Your objective:
Answer with a single number: the count of lines that hold "DIFFS".

===== Excerpted records

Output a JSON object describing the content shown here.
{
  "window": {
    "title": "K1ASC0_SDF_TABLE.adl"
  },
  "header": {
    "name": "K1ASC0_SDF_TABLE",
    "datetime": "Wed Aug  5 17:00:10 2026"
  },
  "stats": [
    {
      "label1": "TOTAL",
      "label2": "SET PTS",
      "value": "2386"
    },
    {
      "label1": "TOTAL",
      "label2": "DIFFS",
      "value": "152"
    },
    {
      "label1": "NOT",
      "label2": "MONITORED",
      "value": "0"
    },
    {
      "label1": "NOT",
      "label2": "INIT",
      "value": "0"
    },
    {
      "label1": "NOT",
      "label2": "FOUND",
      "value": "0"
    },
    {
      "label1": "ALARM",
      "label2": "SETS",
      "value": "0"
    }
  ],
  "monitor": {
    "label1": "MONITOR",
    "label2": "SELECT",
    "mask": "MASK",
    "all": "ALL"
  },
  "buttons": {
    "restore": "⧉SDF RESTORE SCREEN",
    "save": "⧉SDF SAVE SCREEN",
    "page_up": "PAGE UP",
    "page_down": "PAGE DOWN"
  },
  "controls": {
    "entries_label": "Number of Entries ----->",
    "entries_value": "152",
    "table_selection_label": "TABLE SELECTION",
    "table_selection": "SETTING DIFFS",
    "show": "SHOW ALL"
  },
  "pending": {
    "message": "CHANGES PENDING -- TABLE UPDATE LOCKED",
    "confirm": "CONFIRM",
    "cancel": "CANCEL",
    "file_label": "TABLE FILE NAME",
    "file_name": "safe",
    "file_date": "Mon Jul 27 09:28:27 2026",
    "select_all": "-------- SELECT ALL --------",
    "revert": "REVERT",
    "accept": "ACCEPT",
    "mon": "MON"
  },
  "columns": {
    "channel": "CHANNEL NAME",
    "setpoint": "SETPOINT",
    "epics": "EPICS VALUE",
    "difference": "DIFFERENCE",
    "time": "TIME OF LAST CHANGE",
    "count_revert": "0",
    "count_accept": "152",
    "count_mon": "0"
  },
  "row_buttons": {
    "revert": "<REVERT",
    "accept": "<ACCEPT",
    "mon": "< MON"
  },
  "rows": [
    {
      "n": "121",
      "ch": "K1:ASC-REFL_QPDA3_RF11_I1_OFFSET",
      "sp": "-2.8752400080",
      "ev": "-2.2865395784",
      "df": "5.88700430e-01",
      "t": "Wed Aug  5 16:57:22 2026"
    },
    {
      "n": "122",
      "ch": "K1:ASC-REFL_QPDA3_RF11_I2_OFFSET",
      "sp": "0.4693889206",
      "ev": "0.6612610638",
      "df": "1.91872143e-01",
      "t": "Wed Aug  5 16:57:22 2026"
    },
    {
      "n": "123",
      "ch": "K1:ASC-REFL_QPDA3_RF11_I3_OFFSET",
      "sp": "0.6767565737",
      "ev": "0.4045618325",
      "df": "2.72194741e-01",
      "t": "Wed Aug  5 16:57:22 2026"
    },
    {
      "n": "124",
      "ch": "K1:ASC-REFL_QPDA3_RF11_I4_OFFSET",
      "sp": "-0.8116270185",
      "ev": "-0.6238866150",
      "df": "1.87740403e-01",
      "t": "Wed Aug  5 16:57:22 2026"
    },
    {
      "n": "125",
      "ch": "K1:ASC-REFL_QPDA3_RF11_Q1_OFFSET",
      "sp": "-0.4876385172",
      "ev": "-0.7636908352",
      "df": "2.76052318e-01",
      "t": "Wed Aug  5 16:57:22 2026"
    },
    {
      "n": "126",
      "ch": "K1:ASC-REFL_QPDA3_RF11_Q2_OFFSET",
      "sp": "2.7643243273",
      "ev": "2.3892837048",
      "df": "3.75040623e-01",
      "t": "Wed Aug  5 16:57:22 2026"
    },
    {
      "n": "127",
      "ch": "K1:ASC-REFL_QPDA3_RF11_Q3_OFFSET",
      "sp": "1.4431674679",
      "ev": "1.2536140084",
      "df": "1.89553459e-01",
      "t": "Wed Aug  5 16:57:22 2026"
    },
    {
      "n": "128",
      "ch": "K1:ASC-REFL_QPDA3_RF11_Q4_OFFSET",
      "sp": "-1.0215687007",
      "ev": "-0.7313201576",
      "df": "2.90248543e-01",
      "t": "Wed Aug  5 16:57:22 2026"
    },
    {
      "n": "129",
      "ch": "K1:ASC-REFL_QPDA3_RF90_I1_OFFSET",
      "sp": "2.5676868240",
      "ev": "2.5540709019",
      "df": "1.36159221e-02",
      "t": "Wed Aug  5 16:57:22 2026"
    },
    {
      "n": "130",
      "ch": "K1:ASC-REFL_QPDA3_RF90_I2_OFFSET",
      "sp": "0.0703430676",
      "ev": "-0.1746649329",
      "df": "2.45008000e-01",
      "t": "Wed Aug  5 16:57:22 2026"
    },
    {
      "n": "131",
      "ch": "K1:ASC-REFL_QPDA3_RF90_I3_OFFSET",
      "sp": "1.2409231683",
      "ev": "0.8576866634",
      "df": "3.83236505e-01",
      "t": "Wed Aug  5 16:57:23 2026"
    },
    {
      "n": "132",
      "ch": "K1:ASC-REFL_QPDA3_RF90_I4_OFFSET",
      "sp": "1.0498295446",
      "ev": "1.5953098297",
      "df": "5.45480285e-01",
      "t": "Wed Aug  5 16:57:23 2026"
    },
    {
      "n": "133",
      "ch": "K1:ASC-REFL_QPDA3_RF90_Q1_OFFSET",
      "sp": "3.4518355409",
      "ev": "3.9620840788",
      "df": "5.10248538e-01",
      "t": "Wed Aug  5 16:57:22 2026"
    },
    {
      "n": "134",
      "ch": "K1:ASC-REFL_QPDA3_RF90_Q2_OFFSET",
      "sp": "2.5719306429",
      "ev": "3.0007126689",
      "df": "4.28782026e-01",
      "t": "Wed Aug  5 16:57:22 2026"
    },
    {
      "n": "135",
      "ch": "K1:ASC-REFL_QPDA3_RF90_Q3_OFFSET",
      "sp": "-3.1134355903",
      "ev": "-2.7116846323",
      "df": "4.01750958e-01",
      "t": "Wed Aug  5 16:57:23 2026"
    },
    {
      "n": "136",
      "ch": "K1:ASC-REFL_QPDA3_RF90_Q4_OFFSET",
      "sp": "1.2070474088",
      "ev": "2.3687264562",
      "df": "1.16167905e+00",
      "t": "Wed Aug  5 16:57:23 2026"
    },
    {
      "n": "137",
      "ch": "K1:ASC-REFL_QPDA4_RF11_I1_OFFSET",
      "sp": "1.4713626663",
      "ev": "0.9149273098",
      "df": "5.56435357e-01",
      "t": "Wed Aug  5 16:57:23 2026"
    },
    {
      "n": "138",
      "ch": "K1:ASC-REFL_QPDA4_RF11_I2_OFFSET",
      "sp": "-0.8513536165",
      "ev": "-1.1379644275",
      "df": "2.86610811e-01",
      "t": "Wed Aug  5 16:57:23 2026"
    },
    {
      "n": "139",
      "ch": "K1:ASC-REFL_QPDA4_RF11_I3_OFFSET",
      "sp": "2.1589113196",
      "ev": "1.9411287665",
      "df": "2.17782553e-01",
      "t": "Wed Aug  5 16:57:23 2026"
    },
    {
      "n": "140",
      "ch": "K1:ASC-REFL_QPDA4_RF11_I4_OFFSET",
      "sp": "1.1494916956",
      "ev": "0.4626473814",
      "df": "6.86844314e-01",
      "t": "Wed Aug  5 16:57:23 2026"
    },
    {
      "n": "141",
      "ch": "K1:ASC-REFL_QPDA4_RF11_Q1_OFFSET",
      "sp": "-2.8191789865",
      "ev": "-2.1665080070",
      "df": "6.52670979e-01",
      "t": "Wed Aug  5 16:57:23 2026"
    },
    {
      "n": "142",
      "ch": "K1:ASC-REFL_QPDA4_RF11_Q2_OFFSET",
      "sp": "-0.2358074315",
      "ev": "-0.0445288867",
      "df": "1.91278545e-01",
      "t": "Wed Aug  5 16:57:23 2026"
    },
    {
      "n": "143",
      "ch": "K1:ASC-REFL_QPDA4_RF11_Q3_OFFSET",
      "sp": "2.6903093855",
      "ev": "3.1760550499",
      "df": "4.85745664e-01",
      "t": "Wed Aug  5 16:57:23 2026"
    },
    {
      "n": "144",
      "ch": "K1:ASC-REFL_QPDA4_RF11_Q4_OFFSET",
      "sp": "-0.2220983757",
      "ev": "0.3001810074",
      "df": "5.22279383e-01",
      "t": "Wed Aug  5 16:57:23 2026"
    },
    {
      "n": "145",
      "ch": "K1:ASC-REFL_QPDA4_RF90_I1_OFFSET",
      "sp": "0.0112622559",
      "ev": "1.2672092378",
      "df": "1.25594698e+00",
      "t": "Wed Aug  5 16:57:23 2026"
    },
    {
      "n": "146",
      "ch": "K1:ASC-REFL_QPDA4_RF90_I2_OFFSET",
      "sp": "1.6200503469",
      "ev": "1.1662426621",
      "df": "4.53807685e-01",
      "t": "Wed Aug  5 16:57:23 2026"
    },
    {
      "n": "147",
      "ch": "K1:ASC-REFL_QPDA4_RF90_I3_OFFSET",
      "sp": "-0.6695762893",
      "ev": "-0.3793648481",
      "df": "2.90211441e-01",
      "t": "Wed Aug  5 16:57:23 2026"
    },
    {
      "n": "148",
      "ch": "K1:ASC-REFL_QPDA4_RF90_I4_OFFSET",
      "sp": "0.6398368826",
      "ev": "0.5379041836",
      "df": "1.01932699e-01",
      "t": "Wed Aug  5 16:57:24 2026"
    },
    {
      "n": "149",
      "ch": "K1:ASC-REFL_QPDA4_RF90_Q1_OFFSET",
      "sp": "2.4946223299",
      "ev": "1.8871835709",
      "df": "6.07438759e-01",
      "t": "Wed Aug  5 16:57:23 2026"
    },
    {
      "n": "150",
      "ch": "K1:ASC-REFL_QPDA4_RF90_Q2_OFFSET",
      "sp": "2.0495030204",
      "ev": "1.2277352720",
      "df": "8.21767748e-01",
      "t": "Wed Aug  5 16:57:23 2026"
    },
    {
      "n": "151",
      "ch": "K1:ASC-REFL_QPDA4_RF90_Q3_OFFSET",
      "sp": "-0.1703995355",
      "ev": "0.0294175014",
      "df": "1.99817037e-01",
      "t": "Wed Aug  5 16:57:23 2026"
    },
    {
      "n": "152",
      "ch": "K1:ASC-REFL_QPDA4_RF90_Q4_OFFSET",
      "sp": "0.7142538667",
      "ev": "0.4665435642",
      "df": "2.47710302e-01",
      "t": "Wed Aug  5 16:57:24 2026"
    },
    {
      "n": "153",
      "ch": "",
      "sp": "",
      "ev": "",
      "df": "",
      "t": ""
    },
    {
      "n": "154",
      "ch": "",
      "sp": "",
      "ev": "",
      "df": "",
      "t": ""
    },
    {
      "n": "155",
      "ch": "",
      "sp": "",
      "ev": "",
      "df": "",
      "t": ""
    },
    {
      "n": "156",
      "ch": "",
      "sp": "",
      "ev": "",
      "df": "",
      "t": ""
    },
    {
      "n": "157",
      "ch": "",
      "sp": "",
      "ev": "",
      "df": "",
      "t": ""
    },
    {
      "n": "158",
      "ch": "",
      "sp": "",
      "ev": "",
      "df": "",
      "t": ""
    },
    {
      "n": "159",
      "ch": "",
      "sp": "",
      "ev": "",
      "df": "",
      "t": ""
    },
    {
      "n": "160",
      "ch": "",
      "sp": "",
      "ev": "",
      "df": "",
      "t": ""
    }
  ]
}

==========

Full solution:
2